→ EXERCISE GOAL: Below are the records; pull every line that includes "page".

Data records
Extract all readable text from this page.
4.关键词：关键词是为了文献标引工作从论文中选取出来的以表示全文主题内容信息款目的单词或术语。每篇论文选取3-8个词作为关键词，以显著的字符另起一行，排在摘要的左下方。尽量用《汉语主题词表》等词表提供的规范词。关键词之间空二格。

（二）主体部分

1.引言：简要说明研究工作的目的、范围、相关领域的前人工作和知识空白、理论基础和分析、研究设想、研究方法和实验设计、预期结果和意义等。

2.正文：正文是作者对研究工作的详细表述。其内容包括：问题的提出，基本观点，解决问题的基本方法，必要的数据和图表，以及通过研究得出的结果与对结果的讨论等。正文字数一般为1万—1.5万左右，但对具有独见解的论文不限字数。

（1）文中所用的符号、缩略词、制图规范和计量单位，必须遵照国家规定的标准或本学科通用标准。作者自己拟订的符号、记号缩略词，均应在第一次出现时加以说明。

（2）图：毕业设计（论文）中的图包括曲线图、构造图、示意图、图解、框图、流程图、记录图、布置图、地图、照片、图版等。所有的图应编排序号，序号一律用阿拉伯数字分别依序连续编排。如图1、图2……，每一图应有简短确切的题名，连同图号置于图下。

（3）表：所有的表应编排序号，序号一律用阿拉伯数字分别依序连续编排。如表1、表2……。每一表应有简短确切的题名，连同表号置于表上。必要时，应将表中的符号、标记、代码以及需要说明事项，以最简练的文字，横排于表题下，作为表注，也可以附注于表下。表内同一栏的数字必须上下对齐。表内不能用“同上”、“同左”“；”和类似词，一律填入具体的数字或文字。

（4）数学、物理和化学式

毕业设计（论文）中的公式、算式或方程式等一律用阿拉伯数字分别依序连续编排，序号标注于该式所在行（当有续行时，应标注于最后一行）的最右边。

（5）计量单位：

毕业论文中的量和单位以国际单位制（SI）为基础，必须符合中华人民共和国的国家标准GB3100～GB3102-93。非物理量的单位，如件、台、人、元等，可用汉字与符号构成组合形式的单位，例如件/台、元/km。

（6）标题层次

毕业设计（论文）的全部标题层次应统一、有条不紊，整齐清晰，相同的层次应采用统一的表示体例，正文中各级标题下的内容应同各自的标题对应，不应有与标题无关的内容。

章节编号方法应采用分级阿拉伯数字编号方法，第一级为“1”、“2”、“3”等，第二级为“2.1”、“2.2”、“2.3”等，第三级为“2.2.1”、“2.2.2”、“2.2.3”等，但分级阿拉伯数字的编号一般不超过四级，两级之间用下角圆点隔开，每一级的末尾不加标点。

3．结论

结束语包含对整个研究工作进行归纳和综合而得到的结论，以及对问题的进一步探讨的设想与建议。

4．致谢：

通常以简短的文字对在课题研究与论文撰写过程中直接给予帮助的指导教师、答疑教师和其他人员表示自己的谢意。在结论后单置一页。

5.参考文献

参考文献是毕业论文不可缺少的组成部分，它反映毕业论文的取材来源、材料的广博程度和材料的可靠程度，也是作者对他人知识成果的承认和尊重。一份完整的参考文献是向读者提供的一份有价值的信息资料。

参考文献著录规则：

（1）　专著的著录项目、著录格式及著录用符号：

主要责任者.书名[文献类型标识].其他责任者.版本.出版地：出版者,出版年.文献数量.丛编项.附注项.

==

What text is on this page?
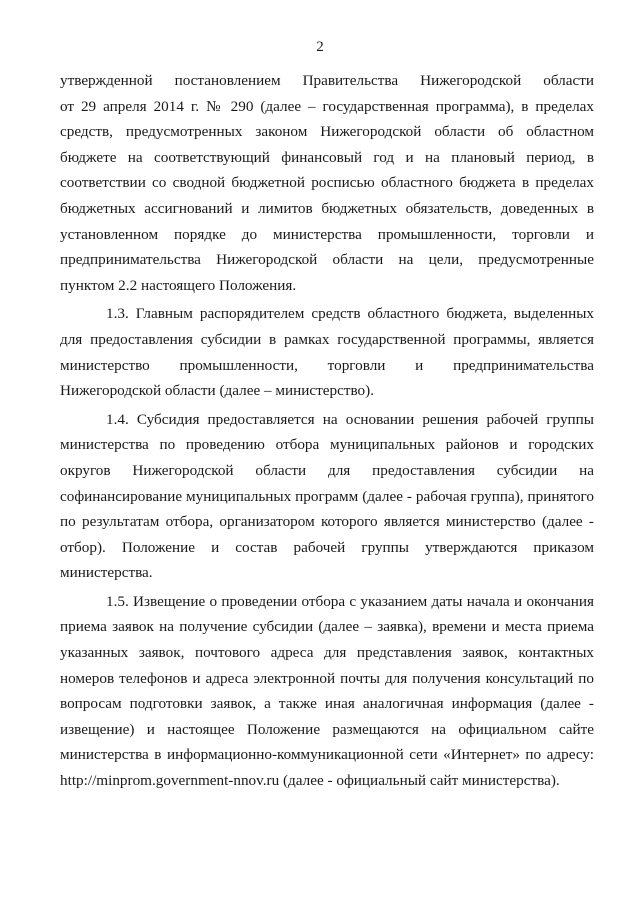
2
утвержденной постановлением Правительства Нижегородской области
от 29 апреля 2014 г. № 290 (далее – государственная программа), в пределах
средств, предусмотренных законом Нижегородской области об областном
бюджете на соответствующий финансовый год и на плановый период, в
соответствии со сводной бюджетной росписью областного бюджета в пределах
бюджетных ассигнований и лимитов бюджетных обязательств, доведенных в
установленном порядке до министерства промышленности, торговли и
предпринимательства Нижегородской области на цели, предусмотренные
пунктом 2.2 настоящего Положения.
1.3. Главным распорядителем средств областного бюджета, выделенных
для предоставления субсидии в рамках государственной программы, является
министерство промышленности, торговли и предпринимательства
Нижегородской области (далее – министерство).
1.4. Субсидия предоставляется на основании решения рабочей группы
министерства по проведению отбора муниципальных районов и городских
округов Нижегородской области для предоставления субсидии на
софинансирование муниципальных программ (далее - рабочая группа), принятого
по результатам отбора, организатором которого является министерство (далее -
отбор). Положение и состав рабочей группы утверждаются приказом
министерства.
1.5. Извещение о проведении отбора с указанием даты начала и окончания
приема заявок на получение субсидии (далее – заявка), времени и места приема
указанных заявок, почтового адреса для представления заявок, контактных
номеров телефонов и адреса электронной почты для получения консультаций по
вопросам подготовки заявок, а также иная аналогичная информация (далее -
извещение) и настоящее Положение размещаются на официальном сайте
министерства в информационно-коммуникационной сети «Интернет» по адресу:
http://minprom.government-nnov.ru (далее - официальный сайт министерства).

→ RESPONSE TO THIS TASK:
Extract all readable text from this page.
What text is on this page?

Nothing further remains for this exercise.